TASK BRIEF ->
For this exercise, copy out each line of the material below that includes "text".

RECORD EXCERPTS ->
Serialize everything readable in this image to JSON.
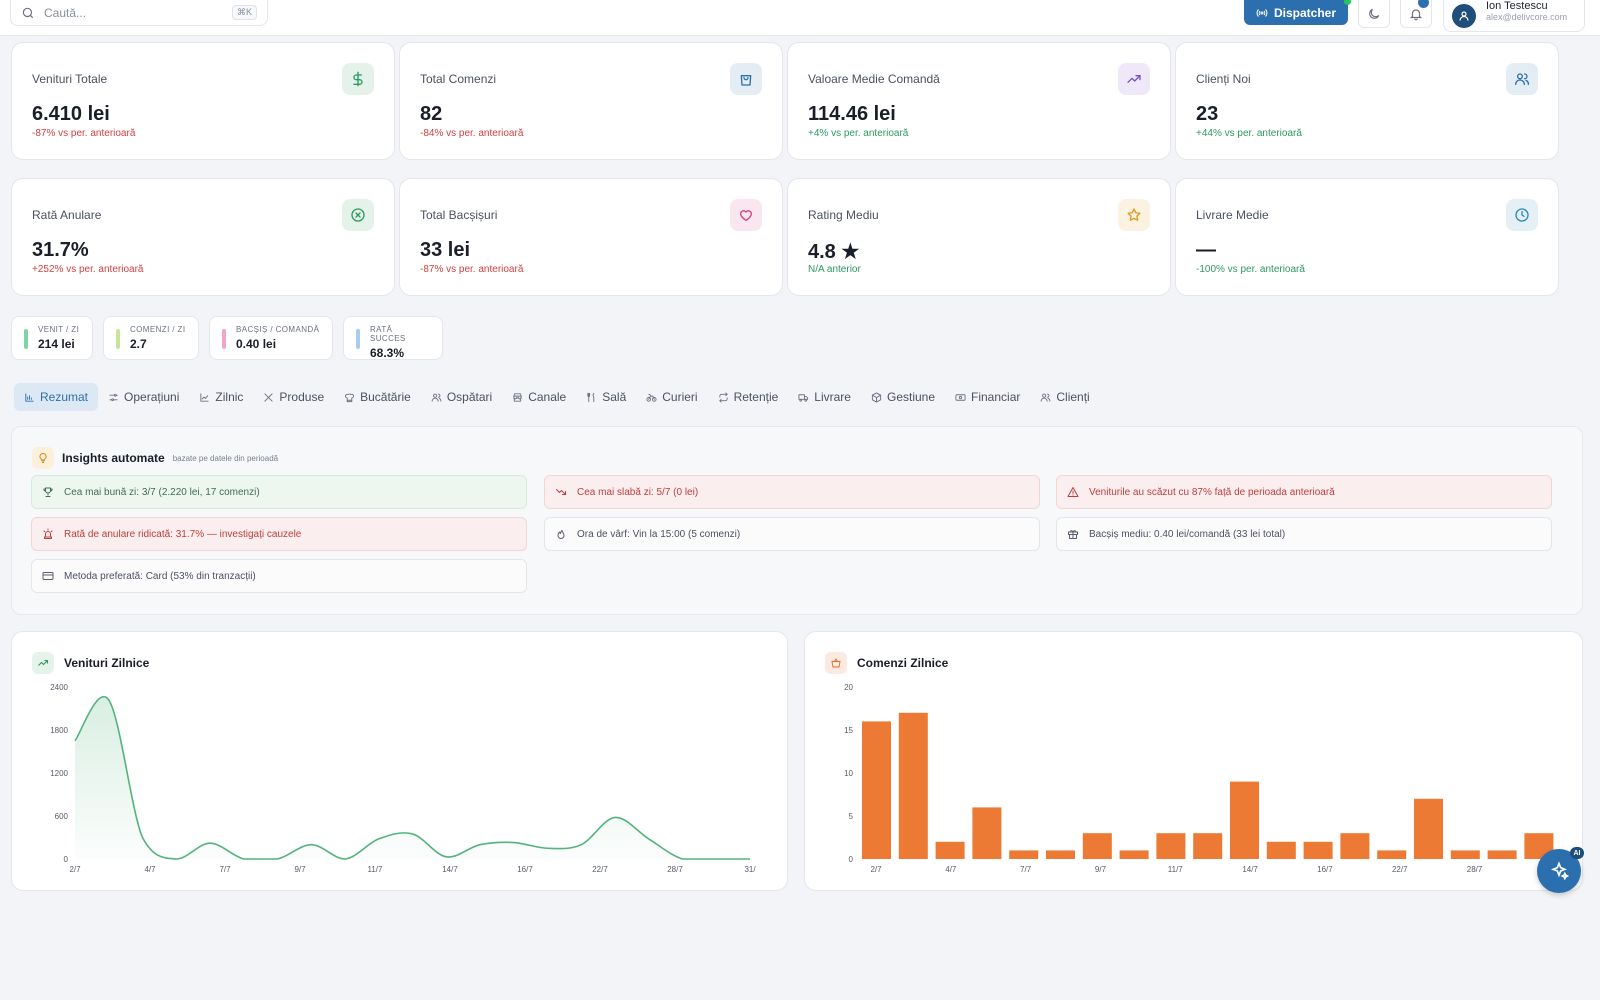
{
  "search": {
    "placeholder": "Caută...",
    "shortcut": "⌘K"
  },
  "header": {
    "dispatcher_label": "Dispatcher",
    "user_name": "Ion Testescu",
    "user_email": "alex@delivcore.com"
  },
  "kpis": [
    {
      "label": "Venituri Totale",
      "value": "6.410 lei",
      "change": "-87% vs per. anterioară",
      "trend": "negative",
      "icon": "dollar-icon",
      "color": "#2c9a5f"
    },
    {
      "label": "Total Comenzi",
      "value": "82",
      "change": "-84% vs per. anterioară",
      "trend": "negative",
      "icon": "shopping-bag-icon",
      "color": "#2c6fae"
    },
    {
      "label": "Valoare Medie Comandă",
      "value": "114.46 lei",
      "change": "+4% vs per. anterioară",
      "trend": "positive",
      "icon": "trending-up-icon",
      "color": "#7b4fc9"
    },
    {
      "label": "Clienți Noi",
      "value": "23",
      "change": "+44% vs per. anterioară",
      "trend": "positive",
      "icon": "users-icon",
      "color": "#2c6fae"
    },
    {
      "label": "Rată Anulare",
      "value": "31.7%",
      "change": "+252% vs per. anterioară",
      "trend": "negative",
      "icon": "x-circle-icon",
      "color": "#2c9a5f"
    },
    {
      "label": "Total Bacșișuri",
      "value": "33 lei",
      "change": "-87% vs per. anterioară",
      "trend": "negative",
      "icon": "heart-icon",
      "color": "#d6407a"
    },
    {
      "label": "Rating Mediu",
      "value": "4.8 ★",
      "change": "N/A anterior",
      "trend": "positive",
      "icon": "star-icon",
      "color": "#e09a1c"
    },
    {
      "label": "Livrare Medie",
      "value": "—",
      "change": "-100% vs per. anterioară",
      "trend": "positive",
      "icon": "clock-icon",
      "color": "#2c8ab8"
    }
  ],
  "mini_stats": [
    {
      "label": "VENIT / ZI",
      "value": "214 lei",
      "color": "#7fd3a4"
    },
    {
      "label": "COMENZI / ZI",
      "value": "2.7",
      "color": "#c9e39b"
    },
    {
      "label": "BACȘIȘ / COMANDĂ",
      "value": "0.40 lei",
      "color": "#f0a7c4"
    },
    {
      "label": "RATĂ SUCCES",
      "value": "68.3%",
      "color": "#a9cdef"
    }
  ],
  "tabs": [
    {
      "label": "Rezumat",
      "icon": "bar-chart-icon",
      "active": true
    },
    {
      "label": "Operațiuni",
      "icon": "sliders-icon"
    },
    {
      "label": "Zilnic",
      "icon": "line-chart-icon"
    },
    {
      "label": "Produse",
      "icon": "utensils-crossed-icon"
    },
    {
      "label": "Bucătărie",
      "icon": "chef-hat-icon"
    },
    {
      "label": "Ospătari",
      "icon": "users-icon"
    },
    {
      "label": "Canale",
      "icon": "store-icon"
    },
    {
      "label": "Sală",
      "icon": "utensils-icon"
    },
    {
      "label": "Curieri",
      "icon": "bike-icon"
    },
    {
      "label": "Retenție",
      "icon": "repeat-icon"
    },
    {
      "label": "Livrare",
      "icon": "truck-icon"
    },
    {
      "label": "Gestiune",
      "icon": "package-icon"
    },
    {
      "label": "Financiar",
      "icon": "banknote-icon"
    },
    {
      "label": "Clienți",
      "icon": "users-icon"
    }
  ],
  "insights": {
    "title": "Insights automate",
    "subtitle": "bazate pe datele din perioadă",
    "items": [
      {
        "text": "Cea mai bună zi: 3/7 (2.220 lei, 17 comenzi)",
        "tone": "green",
        "icon": "trophy-icon"
      },
      {
        "text": "Cea mai slabă zi: 5/7 (0 lei)",
        "tone": "red",
        "icon": "trending-down-icon"
      },
      {
        "text": "Veniturile au scăzut cu 87% față de perioada anterioară",
        "tone": "red",
        "icon": "alert-triangle-icon"
      },
      {
        "text": "Rată de anulare ridicată: 31.7% — investigați cauzele",
        "tone": "red",
        "icon": "siren-icon"
      },
      {
        "text": "Ora de vârf: Vin la 15:00 (5 comenzi)",
        "tone": "neutral",
        "icon": "flame-icon"
      },
      {
        "text": "Bacșiș mediu: 0.40 lei/comandă (33 lei total)",
        "tone": "neutral",
        "icon": "gift-icon"
      },
      {
        "text": "Metoda preferată: Card (53% din tranzacții)",
        "tone": "neutral",
        "icon": "credit-card-icon"
      }
    ]
  },
  "chart_data": [
    {
      "type": "area",
      "title": "Venituri Zilnice",
      "x_tick_labels": [
        "2/7",
        "4/7",
        "7/7",
        "9/7",
        "11/7",
        "14/7",
        "16/7",
        "22/7",
        "28/7",
        "31/"
      ],
      "y_ticks": [
        0,
        600,
        1200,
        1800,
        2400
      ],
      "ylim": [
        0,
        2400
      ],
      "values": [
        1650,
        2220,
        300,
        0,
        220,
        0,
        0,
        200,
        0,
        280,
        350,
        30,
        200,
        230,
        150,
        200,
        580,
        280,
        0,
        0,
        0
      ],
      "color": "#52b37e",
      "grid": false
    },
    {
      "type": "bar",
      "title": "Comenzi Zilnice",
      "x_tick_labels": [
        "2/7",
        "4/7",
        "7/7",
        "9/7",
        "11/7",
        "14/7",
        "16/7",
        "22/7",
        "28/7",
        "31/"
      ],
      "y_ticks": [
        0,
        5,
        10,
        15,
        20
      ],
      "ylim": [
        0,
        20
      ],
      "values": [
        16,
        17,
        2,
        6,
        1,
        1,
        3,
        1,
        3,
        3,
        9,
        2,
        2,
        3,
        1,
        7,
        1,
        1,
        3
      ],
      "color": "#ec7a34",
      "grid": false
    }
  ]
}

FINISHED EXERCISE ->
        "text": "Cea mai bună zi: 3/7 (2.220 lei, 17 comenzi)",
        "text": "Cea mai slabă zi: 5/7 (0 lei)",
        "text": "Veniturile au scăzut cu 87% față de perioada anterioară",
        "text": "Rată de anulare ridicată: 31.7% — investigați cauzele",
        "text": "Ora de vârf: Vin la 15:00 (5 comenzi)",
        "text": "Bacșiș mediu: 0.40 lei/comandă (33 lei total)",
        "text": "Metoda preferată: Card (53% din tranzacții)",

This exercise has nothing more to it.